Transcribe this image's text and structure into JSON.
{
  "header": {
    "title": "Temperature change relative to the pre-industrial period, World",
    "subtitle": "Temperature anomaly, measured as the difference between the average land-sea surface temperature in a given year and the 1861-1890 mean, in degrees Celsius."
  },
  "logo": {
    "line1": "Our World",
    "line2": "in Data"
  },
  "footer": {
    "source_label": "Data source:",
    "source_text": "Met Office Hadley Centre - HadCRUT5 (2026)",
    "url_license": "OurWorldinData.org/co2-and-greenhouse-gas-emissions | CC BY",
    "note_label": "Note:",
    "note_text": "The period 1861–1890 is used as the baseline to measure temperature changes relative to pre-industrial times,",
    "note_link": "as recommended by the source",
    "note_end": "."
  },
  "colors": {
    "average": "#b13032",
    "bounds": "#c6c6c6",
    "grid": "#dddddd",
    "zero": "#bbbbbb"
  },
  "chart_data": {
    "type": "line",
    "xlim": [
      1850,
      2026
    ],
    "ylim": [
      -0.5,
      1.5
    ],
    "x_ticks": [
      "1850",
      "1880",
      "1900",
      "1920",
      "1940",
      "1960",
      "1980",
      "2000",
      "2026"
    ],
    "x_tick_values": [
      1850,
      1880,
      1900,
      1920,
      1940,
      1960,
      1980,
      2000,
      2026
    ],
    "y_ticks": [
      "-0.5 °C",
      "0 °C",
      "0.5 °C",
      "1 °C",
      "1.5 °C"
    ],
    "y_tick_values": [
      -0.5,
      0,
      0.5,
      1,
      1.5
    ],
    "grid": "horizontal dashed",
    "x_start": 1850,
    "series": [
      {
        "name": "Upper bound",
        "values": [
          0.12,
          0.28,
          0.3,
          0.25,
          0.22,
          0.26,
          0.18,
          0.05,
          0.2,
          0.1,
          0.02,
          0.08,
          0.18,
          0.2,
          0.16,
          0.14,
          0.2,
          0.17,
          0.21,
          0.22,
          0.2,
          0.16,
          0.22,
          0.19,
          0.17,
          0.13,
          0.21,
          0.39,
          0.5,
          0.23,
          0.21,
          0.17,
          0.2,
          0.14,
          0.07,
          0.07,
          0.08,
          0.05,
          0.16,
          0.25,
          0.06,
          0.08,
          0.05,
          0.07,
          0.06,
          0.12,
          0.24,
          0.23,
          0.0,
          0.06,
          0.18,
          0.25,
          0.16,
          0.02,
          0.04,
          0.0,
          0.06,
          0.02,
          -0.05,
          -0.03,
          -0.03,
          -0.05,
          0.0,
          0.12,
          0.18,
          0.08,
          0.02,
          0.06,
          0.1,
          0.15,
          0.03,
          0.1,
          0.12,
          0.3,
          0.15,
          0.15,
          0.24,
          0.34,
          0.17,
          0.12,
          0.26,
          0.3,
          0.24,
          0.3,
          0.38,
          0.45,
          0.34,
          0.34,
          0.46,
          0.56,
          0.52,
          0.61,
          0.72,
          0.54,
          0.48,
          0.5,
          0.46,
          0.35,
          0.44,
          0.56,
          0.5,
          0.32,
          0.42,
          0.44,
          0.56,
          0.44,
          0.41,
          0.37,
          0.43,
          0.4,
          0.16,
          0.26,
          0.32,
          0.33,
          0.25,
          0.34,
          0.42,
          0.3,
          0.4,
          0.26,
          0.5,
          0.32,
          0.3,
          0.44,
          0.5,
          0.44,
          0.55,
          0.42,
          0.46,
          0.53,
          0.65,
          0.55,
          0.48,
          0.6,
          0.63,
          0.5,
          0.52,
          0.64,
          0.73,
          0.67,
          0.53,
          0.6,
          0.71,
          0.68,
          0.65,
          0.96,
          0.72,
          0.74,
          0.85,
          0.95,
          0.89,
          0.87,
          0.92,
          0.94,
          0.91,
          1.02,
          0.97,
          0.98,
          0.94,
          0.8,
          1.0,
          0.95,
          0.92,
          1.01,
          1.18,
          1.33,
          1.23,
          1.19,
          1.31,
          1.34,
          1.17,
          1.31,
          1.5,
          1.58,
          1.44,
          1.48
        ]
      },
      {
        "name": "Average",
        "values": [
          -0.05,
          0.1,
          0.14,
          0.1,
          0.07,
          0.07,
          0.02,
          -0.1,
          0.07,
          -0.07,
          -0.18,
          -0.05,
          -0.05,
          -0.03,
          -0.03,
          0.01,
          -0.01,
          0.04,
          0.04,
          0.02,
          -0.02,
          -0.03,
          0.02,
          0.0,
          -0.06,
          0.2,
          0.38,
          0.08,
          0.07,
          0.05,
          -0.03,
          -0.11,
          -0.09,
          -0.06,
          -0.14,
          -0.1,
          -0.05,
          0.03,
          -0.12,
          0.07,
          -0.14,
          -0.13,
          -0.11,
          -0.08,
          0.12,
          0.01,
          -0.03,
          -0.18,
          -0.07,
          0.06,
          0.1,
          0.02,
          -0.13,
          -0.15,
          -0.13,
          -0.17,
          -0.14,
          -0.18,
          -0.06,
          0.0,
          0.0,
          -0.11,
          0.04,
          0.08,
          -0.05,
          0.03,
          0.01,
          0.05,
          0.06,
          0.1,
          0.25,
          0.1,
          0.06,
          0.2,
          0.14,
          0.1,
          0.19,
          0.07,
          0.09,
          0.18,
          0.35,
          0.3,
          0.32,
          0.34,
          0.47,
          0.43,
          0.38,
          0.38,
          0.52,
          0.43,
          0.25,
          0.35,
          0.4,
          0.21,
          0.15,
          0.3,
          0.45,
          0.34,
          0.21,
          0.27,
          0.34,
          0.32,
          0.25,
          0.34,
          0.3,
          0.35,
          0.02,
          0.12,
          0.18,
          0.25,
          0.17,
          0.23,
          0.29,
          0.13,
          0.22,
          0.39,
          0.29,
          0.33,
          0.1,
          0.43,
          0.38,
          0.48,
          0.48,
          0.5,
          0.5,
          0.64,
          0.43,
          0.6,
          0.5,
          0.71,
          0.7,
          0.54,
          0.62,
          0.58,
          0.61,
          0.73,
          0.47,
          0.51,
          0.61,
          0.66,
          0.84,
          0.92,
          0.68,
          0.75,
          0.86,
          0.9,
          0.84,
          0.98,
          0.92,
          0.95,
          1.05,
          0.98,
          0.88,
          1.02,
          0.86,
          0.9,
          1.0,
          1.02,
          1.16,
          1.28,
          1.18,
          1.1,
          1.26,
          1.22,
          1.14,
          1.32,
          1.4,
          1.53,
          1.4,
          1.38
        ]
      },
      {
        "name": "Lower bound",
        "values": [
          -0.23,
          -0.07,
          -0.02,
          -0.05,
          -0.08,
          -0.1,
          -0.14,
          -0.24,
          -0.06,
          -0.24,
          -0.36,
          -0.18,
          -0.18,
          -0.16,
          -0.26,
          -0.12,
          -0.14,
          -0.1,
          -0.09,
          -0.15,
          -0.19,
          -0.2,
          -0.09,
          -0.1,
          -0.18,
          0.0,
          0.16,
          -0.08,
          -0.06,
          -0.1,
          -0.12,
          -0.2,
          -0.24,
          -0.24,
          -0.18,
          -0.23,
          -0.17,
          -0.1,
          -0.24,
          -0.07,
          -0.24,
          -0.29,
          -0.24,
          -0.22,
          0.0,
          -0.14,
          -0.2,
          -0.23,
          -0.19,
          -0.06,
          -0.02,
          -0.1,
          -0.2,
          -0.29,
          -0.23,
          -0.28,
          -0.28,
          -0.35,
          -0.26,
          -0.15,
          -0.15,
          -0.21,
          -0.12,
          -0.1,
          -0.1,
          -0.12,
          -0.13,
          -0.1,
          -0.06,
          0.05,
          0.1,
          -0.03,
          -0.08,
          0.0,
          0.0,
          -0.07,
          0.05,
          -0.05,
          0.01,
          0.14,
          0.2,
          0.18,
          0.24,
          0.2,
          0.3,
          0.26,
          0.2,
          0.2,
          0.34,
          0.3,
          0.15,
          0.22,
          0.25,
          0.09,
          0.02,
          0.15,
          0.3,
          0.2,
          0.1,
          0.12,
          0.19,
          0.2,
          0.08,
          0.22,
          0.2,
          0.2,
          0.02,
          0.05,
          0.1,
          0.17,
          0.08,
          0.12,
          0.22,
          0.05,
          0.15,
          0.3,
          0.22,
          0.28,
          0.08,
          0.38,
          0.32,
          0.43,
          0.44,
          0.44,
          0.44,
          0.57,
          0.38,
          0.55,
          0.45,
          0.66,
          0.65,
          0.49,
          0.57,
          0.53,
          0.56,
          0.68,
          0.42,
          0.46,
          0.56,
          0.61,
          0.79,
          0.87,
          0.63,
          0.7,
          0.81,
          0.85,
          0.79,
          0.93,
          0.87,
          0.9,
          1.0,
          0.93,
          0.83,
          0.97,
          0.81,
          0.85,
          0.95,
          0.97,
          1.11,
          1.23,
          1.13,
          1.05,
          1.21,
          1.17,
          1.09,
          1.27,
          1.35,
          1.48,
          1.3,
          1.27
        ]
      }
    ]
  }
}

------------

SET EXERCISE
Determine how many lines contain the word "relative" and reply with that number alone.

SOLUTION
2